Records provided
+++

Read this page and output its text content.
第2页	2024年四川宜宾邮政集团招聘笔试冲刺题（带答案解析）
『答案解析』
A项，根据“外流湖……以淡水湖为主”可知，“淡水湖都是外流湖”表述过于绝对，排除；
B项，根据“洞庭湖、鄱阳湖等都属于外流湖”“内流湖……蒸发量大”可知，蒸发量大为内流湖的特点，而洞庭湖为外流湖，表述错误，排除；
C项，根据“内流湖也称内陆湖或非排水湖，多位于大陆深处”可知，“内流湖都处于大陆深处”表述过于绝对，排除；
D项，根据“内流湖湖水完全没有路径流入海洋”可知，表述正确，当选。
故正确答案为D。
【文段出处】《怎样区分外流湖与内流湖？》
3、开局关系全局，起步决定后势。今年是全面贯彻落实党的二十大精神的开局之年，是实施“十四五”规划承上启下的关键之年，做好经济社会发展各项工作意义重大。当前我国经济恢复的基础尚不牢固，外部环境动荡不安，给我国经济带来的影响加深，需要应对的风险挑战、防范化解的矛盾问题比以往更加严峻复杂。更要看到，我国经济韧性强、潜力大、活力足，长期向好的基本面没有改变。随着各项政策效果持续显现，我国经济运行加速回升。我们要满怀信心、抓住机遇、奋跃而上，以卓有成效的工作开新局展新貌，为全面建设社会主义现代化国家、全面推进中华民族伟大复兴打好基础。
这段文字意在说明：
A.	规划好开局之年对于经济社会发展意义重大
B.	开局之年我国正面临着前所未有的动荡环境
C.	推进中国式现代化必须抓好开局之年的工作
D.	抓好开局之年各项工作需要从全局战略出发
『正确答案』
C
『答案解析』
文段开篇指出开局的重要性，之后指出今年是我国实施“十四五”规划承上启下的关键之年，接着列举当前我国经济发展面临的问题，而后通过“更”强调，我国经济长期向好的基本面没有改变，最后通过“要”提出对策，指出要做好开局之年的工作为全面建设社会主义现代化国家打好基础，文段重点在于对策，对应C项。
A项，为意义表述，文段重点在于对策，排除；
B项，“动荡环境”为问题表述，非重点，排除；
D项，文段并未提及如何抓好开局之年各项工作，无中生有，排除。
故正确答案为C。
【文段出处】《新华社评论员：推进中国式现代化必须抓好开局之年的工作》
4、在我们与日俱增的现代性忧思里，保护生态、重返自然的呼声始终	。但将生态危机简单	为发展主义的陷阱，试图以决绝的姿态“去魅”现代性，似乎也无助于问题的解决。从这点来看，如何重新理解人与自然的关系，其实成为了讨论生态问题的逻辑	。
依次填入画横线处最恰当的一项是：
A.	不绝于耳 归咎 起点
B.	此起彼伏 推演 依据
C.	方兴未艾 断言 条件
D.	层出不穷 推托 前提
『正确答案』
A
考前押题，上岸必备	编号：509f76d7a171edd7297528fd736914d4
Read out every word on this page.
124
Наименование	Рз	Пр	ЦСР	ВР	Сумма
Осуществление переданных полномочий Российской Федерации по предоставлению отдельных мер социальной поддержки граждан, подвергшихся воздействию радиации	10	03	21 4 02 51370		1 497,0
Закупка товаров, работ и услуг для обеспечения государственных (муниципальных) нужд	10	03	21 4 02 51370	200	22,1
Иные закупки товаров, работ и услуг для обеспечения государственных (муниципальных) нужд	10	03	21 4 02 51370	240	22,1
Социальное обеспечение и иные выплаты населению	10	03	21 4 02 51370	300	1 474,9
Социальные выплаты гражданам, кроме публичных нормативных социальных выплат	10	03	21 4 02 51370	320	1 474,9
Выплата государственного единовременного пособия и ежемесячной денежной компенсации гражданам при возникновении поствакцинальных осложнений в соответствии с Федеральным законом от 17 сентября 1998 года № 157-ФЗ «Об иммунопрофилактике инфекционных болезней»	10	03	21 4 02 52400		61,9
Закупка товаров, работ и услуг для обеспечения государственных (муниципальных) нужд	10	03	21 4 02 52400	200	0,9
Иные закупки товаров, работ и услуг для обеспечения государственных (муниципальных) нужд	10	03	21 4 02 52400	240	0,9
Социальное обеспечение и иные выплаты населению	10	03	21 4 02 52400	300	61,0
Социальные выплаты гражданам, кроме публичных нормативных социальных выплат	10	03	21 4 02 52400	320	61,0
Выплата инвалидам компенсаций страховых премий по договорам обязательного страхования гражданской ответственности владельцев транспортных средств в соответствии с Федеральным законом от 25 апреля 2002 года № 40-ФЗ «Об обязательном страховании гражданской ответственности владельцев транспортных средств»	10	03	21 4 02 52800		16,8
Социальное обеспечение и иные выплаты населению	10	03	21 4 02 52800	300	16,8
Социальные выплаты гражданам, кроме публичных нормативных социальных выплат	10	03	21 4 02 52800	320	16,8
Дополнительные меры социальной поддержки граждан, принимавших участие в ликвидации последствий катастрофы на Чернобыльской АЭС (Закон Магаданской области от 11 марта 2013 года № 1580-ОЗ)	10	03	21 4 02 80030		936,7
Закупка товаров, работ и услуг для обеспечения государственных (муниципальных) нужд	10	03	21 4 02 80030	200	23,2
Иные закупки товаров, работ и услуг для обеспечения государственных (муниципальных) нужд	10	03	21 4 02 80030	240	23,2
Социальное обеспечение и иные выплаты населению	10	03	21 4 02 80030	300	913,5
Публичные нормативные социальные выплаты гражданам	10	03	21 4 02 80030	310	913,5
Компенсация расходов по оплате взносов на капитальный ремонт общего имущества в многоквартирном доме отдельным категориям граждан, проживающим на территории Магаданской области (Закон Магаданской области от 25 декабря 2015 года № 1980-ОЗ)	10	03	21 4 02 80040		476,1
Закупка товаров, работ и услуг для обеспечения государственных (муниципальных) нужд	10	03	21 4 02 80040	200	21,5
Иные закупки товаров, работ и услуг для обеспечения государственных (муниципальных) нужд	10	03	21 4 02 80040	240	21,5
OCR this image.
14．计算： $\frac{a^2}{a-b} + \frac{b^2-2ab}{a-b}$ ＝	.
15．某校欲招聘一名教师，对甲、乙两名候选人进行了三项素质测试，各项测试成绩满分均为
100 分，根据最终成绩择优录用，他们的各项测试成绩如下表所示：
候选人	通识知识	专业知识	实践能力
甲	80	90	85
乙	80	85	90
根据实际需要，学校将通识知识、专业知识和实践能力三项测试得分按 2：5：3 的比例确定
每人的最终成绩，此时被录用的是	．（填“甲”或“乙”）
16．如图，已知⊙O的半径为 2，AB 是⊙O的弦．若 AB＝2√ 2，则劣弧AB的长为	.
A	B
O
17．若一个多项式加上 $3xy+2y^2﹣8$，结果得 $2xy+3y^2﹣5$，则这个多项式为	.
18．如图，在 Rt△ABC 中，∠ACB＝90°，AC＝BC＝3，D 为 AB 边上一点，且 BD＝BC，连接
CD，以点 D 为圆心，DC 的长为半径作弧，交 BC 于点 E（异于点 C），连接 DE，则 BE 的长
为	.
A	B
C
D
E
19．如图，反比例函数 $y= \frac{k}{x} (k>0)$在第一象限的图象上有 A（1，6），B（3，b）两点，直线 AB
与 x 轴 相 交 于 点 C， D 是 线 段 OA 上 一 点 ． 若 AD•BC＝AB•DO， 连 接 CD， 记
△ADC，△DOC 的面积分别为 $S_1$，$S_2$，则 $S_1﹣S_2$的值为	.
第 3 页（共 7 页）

+++

Work to do
Repeat the lines from the one containing "OCR this image." through the end of the listing, exactly and without any other lines; both ends are included.

Expected answer
OCR this image.
14．计算： $\frac{a^2}{a-b} + \frac{b^2-2ab}{a-b}$ ＝	.
15．某校欲招聘一名教师，对甲、乙两名候选人进行了三项素质测试，各项测试成绩满分均为
100 分，根据最终成绩择优录用，他们的各项测试成绩如下表所示：
候选人	通识知识	专业知识	实践能力
甲	80	90	85
乙	80	85	90
根据实际需要，学校将通识知识、专业知识和实践能力三项测试得分按 2：5：3 的比例确定
每人的最终成绩，此时被录用的是	．（填“甲”或“乙”）
16．如图，已知⊙O的半径为 2，AB 是⊙O的弦．若 AB＝2√ 2，则劣弧AB的长为	.
A	B
O
17．若一个多项式加上 $3xy+2y^2﹣8$，结果得 $2xy+3y^2﹣5$，则这个多项式为	.
18．如图，在 Rt△ABC 中，∠ACB＝90°，AC＝BC＝3，D 为 AB 边上一点，且 BD＝BC，连接
CD，以点 D 为圆心，DC 的长为半径作弧，交 BC 于点 E（异于点 C），连接 DE，则 BE 的长
为	.
A	B
C
D
E
19．如图，反比例函数 $y= \frac{k}{x} (k>0)$在第一象限的图象上有 A（1，6），B（3，b）两点，直线 AB
与 x 轴 相 交 于 点 C， D 是 线 段 OA 上 一 点 ． 若 AD•BC＝AB•DO， 连 接 CD， 记
△ADC，△DOC 的面积分别为 $S_1$，$S_2$，则 $S_1﹣S_2$的值为	.
第 3 页（共 7 页）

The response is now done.